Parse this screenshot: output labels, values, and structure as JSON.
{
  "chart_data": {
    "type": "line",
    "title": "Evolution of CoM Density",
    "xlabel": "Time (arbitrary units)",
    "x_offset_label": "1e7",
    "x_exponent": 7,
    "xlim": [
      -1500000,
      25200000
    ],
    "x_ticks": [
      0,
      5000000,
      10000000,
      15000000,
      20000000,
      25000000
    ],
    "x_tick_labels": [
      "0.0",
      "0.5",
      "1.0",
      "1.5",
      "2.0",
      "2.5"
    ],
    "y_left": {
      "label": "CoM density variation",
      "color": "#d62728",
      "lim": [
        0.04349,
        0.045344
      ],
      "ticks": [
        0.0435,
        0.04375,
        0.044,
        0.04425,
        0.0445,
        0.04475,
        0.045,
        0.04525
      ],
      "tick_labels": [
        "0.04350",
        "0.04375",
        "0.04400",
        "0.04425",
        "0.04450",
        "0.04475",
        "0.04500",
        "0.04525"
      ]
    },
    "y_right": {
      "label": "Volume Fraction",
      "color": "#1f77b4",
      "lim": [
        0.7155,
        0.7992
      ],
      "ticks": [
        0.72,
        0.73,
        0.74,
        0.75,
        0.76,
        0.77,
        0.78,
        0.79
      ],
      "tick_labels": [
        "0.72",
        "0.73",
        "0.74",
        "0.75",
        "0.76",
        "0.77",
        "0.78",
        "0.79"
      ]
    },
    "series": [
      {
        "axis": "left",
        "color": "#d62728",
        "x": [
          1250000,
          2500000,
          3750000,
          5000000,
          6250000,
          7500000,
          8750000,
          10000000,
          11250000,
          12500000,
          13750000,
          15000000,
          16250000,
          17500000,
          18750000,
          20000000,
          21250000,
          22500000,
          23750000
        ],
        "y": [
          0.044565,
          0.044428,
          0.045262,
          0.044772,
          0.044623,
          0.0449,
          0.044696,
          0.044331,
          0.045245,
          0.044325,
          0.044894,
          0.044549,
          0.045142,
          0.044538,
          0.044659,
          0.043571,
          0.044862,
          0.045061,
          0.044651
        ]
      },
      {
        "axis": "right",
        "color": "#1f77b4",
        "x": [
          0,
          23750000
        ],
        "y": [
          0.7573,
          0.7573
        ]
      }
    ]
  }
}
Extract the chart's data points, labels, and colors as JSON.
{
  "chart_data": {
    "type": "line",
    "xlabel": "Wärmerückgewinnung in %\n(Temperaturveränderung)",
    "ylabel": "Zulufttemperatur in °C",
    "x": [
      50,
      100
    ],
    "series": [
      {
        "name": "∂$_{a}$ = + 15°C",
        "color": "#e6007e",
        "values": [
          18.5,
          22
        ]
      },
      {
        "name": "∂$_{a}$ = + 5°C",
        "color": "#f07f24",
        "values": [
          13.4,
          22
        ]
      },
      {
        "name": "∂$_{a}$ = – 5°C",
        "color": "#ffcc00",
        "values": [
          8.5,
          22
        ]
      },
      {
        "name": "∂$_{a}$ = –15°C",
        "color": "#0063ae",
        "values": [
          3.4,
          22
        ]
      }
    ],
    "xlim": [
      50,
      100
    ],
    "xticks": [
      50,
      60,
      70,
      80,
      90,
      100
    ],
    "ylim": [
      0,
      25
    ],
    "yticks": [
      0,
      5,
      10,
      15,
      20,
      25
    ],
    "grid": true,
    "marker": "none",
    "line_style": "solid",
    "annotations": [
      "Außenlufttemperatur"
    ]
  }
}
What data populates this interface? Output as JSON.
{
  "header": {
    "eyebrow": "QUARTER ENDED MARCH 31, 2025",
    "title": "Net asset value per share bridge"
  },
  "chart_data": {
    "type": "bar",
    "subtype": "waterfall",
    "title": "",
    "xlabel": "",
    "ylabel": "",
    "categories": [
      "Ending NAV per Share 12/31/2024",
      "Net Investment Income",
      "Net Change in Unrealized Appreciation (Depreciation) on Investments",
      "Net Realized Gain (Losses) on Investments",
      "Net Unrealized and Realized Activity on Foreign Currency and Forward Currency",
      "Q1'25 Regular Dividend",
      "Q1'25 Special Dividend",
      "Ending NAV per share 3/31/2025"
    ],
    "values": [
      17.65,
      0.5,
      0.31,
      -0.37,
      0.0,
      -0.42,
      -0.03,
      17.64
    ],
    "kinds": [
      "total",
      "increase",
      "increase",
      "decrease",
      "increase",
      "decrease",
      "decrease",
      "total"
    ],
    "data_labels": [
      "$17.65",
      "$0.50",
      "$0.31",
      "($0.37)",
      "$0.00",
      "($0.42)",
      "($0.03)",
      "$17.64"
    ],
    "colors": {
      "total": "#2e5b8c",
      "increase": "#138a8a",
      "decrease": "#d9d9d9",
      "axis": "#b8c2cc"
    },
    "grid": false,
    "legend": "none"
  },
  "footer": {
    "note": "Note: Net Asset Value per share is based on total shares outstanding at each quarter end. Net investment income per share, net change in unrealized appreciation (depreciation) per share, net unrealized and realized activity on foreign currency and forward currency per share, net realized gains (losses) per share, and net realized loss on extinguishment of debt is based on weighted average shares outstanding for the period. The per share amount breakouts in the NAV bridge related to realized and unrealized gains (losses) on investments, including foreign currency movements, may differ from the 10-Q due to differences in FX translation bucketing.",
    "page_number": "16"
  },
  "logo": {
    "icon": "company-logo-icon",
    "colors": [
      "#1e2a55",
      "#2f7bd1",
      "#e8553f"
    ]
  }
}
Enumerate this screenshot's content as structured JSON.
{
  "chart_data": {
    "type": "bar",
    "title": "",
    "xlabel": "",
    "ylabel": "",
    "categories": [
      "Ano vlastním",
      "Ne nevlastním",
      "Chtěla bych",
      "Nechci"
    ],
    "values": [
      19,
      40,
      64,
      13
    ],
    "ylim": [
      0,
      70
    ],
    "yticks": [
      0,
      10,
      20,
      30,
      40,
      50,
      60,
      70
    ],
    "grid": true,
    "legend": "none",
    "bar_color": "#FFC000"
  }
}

---*---

- Exercise description -
Copy all the lines, exactly.

- Exercise answer -
Parse this screenshot: output labels, values, and structure as JSON.
{
  "chart_data": {
    "type": "line",
    "title": "Evolution of CoM Density",
    "xlabel": "Time (arbitrary units)",
    "x_offset_label": "1e7",
    "x_exponent": 7,
    "xlim": [
      -1500000,
      25200000
    ],
    "x_ticks": [
      0,
      5000000,
      10000000,
      15000000,
      20000000,
      25000000
    ],
    "x_tick_labels": [
      "0.0",
      "0.5",
      "1.0",
      "1.5",
      "2.0",
      "2.5"
    ],
    "y_left": {
      "label": "CoM density variation",
      "color": "#d62728",
      "lim": [
        0.04349,
        0.045344
      ],
      "ticks": [
        0.0435,
        0.04375,
        0.044,
        0.04425,
        0.0445,
        0.04475,
        0.045,
        0.04525
      ],
      "tick_labels": [
        "0.04350",
        "0.04375",
        "0.04400",
        "0.04425",
        "0.04450",
        "0.04475",
        "0.04500",
        "0.04525"
      ]
    },
    "y_right": {
      "label": "Volume Fraction",
      "color": "#1f77b4",
      "lim": [
        0.7155,
        0.7992
      ],
      "ticks": [
        0.72,
        0.73,
        0.74,
        0.75,
        0.76,
        0.77,
        0.78,
        0.79
      ],
      "tick_labels": [
        "0.72",
        "0.73",
        "0.74",
        "0.75",
        "0.76",
        "0.77",
        "0.78",
        "0.79"
      ]
    },
    "series": [
      {
        "axis": "left",
        "color": "#d62728",
        "x": [
          1250000,
          2500000,
          3750000,
          5000000,
          6250000,
          7500000,
          8750000,
          10000000,
          11250000,
          12500000,
          13750000,
          15000000,
          16250000,
          17500000,
          18750000,
          20000000,
          21250000,
          22500000,
          23750000
        ],
        "y": [
          0.044565,
          0.044428,
          0.045262,
          0.044772,
          0.044623,
          0.0449,
          0.044696,
          0.044331,
          0.045245,
          0.044325,
          0.044894,
          0.044549,
          0.045142,
          0.044538,
          0.044659,
          0.043571,
          0.044862,
          0.045061,
          0.044651
        ]
      },
      {
        "axis": "right",
        "color": "#1f77b4",
        "x": [
          0,
          23750000
        ],
        "y": [
          0.7573,
          0.7573
        ]
      }
    ]
  }
}
Extract the chart's data points, labels, and colors as JSON.
{
  "chart_data": {
    "type": "line",
    "xlabel": "Wärmerückgewinnung in %\n(Temperaturveränderung)",
    "ylabel": "Zulufttemperatur in °C",
    "x": [
      50,
      100
    ],
    "series": [
      {
        "name": "∂$_{a}$ = + 15°C",
        "color": "#e6007e",
        "values": [
          18.5,
          22
        ]
      },
      {
        "name": "∂$_{a}$ = + 5°C",
        "color": "#f07f24",
        "values": [
          13.4,
          22
        ]
      },
      {
        "name": "∂$_{a}$ = – 5°C",
        "color": "#ffcc00",
        "values": [
          8.5,
          22
        ]
      },
      {
        "name": "∂$_{a}$ = –15°C",
        "color": "#0063ae",
        "values": [
          3.4,
          22
        ]
      }
    ],
    "xlim": [
      50,
      100
    ],
    "xticks": [
      50,
      60,
      70,
      80,
      90,
      100
    ],
    "ylim": [
      0,
      25
    ],
    "yticks": [
      0,
      5,
      10,
      15,
      20,
      25
    ],
    "grid": true,
    "marker": "none",
    "line_style": "solid",
    "annotations": [
      "Außenlufttemperatur"
    ]
  }
}
What data populates this interface? Output as JSON.
{
  "header": {
    "eyebrow": "QUARTER ENDED MARCH 31, 2025",
    "title": "Net asset value per share bridge"
  },
  "chart_data": {
    "type": "bar",
    "subtype": "waterfall",
    "title": "",
    "xlabel": "",
    "ylabel": "",
    "categories": [
      "Ending NAV per Share 12/31/2024",
      "Net Investment Income",
      "Net Change in Unrealized Appreciation (Depreciation) on Investments",
      "Net Realized Gain (Losses) on Investments",
      "Net Unrealized and Realized Activity on Foreign Currency and Forward Currency",
      "Q1'25 Regular Dividend",
      "Q1'25 Special Dividend",
      "Ending NAV per share 3/31/2025"
    ],
    "values": [
      17.65,
      0.5,
      0.31,
      -0.37,
      0.0,
      -0.42,
      -0.03,
      17.64
    ],
    "kinds": [
      "total",
      "increase",
      "increase",
      "decrease",
      "increase",
      "decrease",
      "decrease",
      "total"
    ],
    "data_labels": [
      "$17.65",
      "$0.50",
      "$0.31",
      "($0.37)",
      "$0.00",
      "($0.42)",
      "($0.03)",
      "$17.64"
    ],
    "colors": {
      "total": "#2e5b8c",
      "increase": "#138a8a",
      "decrease": "#d9d9d9",
      "axis": "#b8c2cc"
    },
    "grid": false,
    "legend": "none"
  },
  "footer": {
    "note": "Note: Net Asset Value per share is based on total shares outstanding at each quarter end. Net investment income per share, net change in unrealized appreciation (depreciation) per share, net unrealized and realized activity on foreign currency and forward currency per share, net realized gains (losses) per share, and net realized loss on extinguishment of debt is based on weighted average shares outstanding for the period. The per share amount breakouts in the NAV bridge related to realized and unrealized gains (losses) on investments, including foreign currency movements, may differ from the 10-Q due to differences in FX translation bucketing.",
    "page_number": "16"
  },
  "logo": {
    "icon": "company-logo-icon",
    "colors": [
      "#1e2a55",
      "#2f7bd1",
      "#e8553f"
    ]
  }
}
Enumerate this screenshot's content as structured JSON.
{
  "chart_data": {
    "type": "bar",
    "title": "",
    "xlabel": "",
    "ylabel": "",
    "categories": [
      "Ano vlastním",
      "Ne nevlastním",
      "Chtěla bych",
      "Nechci"
    ],
    "values": [
      19,
      40,
      64,
      13
    ],
    "ylim": [
      0,
      70
    ],
    "yticks": [
      0,
      10,
      20,
      30,
      40,
      50,
      60,
      70
    ],
    "grid": true,
    "legend": "none",
    "bar_color": "#FFC000"
  }
}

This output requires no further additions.